*WORK INSTRUCTIONS*.
Filter the entries down to the lines containing "ffffff", and copy those lines.

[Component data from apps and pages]
::::

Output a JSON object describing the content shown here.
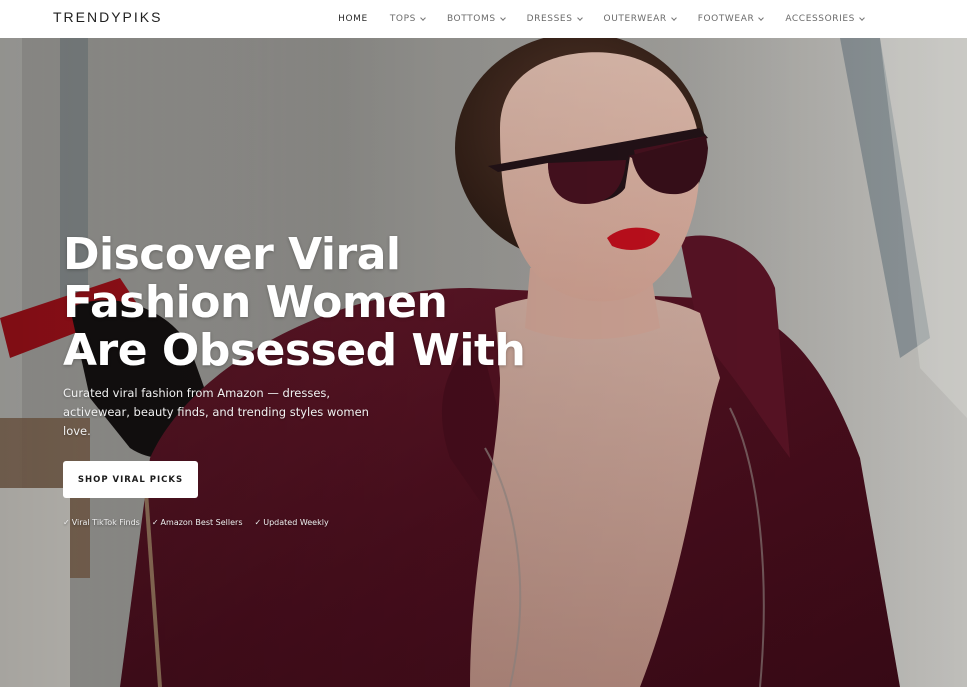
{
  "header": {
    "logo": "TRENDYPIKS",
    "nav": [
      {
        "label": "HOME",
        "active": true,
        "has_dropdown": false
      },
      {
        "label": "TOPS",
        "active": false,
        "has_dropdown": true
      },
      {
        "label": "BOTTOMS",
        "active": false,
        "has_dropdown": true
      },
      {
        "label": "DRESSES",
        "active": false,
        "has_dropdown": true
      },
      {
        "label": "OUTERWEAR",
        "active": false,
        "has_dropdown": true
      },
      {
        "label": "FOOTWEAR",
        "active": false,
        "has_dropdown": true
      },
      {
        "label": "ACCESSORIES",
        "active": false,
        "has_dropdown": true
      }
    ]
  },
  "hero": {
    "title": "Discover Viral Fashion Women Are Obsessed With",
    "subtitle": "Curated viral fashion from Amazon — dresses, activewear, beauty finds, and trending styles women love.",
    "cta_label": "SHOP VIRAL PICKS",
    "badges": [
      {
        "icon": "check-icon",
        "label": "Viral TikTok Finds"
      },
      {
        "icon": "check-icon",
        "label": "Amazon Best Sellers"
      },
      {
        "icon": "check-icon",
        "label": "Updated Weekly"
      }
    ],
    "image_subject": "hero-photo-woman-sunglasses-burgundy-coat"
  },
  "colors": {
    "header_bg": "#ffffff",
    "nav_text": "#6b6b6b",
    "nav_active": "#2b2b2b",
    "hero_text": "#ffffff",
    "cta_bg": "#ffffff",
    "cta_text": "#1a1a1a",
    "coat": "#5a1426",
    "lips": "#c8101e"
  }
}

::::

*ANSWER FOR THE TASK*.
    "header_bg": "#ffffff",
    "hero_text": "#ffffff",
    "cta_bg": "#ffffff",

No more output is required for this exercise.